Instruction
Copy each line below in which the word "Marvinder" occurs.

_____

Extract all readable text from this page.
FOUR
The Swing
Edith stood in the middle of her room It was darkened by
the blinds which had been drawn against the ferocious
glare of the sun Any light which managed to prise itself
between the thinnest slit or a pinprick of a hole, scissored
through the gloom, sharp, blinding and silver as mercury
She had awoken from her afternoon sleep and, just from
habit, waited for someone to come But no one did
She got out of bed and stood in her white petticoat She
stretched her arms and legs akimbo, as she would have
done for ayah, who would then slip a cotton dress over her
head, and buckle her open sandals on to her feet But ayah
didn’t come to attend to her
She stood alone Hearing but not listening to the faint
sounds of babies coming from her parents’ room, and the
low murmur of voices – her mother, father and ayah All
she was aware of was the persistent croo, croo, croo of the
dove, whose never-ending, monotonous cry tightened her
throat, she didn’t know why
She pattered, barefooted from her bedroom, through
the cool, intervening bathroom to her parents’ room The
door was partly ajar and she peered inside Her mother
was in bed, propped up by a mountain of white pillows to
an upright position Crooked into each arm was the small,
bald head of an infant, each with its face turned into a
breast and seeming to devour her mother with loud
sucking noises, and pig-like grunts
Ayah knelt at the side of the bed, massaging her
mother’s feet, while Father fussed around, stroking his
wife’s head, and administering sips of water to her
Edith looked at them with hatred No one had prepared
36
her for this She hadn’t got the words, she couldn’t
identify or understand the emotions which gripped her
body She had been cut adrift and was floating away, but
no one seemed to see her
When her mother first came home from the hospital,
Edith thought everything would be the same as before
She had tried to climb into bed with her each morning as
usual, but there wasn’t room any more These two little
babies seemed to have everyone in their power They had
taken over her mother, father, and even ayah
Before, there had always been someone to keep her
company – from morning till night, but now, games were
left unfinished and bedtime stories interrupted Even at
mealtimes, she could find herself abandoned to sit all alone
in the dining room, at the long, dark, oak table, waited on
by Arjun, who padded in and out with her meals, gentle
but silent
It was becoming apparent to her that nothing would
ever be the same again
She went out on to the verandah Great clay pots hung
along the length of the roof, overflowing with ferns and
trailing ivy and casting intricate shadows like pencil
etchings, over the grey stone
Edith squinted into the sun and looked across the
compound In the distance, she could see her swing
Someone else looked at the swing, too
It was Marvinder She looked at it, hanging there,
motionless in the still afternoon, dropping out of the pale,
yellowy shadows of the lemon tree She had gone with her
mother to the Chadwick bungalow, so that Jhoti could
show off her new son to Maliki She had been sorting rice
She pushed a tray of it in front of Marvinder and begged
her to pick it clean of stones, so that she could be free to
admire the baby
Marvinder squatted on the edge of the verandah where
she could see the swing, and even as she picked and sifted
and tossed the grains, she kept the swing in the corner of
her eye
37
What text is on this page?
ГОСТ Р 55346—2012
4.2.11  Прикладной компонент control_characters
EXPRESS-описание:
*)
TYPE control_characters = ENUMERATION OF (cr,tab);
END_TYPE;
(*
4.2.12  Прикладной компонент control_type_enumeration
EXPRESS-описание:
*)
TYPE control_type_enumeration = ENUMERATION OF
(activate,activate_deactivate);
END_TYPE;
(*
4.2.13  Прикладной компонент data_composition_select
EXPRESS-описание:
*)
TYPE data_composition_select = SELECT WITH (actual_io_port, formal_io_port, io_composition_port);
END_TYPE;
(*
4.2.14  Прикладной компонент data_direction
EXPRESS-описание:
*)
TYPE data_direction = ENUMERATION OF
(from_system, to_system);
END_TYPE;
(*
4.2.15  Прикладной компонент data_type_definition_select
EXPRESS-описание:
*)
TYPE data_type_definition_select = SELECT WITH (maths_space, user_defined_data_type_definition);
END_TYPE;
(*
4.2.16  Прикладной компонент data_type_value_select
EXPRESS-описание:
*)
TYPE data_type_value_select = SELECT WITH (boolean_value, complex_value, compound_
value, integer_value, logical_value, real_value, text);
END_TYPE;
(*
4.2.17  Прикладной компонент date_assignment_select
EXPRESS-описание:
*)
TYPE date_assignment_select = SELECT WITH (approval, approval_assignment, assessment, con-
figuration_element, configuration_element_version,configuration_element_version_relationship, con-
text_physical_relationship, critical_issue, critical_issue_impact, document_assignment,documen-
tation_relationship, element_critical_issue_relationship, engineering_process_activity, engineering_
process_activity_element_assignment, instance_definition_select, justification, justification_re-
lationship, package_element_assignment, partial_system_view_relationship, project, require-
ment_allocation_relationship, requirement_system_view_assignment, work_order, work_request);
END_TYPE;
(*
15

_____

Reply to the task
It was Marvinder She looked at it, hanging there,
She pushed a tray of it in front of Marvinder and begged
Marvinder squatted on the edge of the verandah where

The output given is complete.